Given task :: Extract every line starting at the line that contains "Extract the structured" and ending with the final line of the data, inclusive; give only those lines, word for word.

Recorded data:
(begin)
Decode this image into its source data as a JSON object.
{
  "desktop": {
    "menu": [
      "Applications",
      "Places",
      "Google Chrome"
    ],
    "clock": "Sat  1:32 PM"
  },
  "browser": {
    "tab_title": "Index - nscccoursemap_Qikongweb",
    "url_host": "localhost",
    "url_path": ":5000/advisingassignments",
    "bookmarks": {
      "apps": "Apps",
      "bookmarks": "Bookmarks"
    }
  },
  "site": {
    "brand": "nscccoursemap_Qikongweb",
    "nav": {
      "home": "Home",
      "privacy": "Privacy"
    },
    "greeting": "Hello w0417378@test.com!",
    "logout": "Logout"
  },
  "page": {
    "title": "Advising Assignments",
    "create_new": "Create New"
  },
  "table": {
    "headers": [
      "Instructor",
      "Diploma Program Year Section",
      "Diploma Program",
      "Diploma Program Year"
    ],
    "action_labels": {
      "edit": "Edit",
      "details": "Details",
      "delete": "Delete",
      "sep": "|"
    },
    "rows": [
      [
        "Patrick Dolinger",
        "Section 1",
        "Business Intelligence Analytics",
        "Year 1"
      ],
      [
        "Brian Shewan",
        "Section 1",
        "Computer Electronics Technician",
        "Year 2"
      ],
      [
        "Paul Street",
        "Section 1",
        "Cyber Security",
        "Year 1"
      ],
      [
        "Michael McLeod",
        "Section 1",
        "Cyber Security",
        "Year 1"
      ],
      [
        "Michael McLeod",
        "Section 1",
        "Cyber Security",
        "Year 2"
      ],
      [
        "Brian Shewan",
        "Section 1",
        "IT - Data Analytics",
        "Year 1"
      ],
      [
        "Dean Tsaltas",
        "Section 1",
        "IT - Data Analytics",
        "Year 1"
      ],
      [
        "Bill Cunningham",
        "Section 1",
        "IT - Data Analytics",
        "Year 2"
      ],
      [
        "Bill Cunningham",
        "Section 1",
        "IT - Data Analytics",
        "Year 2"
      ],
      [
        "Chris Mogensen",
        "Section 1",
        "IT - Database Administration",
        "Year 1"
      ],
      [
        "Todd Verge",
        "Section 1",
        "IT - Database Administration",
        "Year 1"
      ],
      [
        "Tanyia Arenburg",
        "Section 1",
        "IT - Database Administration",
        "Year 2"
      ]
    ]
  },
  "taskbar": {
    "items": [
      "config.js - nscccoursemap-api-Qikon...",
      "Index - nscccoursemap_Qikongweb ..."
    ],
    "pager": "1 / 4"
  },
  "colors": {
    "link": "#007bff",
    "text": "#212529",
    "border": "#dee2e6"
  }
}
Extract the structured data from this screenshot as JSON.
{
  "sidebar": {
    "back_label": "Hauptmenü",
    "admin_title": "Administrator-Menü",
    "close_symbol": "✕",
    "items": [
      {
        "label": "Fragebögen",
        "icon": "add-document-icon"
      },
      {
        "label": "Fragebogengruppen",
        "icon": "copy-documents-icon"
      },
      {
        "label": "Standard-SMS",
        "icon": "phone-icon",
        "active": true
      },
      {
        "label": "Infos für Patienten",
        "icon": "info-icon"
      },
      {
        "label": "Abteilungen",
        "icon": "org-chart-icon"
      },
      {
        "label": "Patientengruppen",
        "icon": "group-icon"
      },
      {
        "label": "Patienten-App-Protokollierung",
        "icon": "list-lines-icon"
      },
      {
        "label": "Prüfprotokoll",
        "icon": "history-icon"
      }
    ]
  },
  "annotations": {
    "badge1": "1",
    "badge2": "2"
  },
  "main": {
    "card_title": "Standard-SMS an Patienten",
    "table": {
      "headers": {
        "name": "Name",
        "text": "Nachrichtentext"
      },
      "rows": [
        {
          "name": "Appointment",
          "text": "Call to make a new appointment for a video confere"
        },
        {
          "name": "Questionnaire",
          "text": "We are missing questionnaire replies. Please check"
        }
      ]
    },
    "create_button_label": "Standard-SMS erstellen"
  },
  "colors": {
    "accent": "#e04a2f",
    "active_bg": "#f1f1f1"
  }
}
(end)
Complete output ::
Extract the structured data from this screenshot as JSON.
{
  "sidebar": {
    "back_label": "Hauptmenü",
    "admin_title": "Administrator-Menü",
    "close_symbol": "✕",
    "items": [
      {
        "label": "Fragebögen",
        "icon": "add-document-icon"
      },
      {
        "label": "Fragebogengruppen",
        "icon": "copy-documents-icon"
      },
      {
        "label": "Standard-SMS",
        "icon": "phone-icon",
        "active": true
      },
      {
        "label": "Infos für Patienten",
        "icon": "info-icon"
      },
      {
        "label": "Abteilungen",
        "icon": "org-chart-icon"
      },
      {
        "label": "Patientengruppen",
        "icon": "group-icon"
      },
      {
        "label": "Patienten-App-Protokollierung",
        "icon": "list-lines-icon"
      },
      {
        "label": "Prüfprotokoll",
        "icon": "history-icon"
      }
    ]
  },
  "annotations": {
    "badge1": "1",
    "badge2": "2"
  },
  "main": {
    "card_title": "Standard-SMS an Patienten",
    "table": {
      "headers": {
        "name": "Name",
        "text": "Nachrichtentext"
      },
      "rows": [
        {
          "name": "Appointment",
          "text": "Call to make a new appointment for a video confere"
        },
        {
          "name": "Questionnaire",
          "text": "We are missing questionnaire replies. Please check"
        }
      ]
    },
    "create_button_label": "Standard-SMS erstellen"
  },
  "colors": {
    "accent": "#e04a2f",
    "active_bg": "#f1f1f1"
  }
}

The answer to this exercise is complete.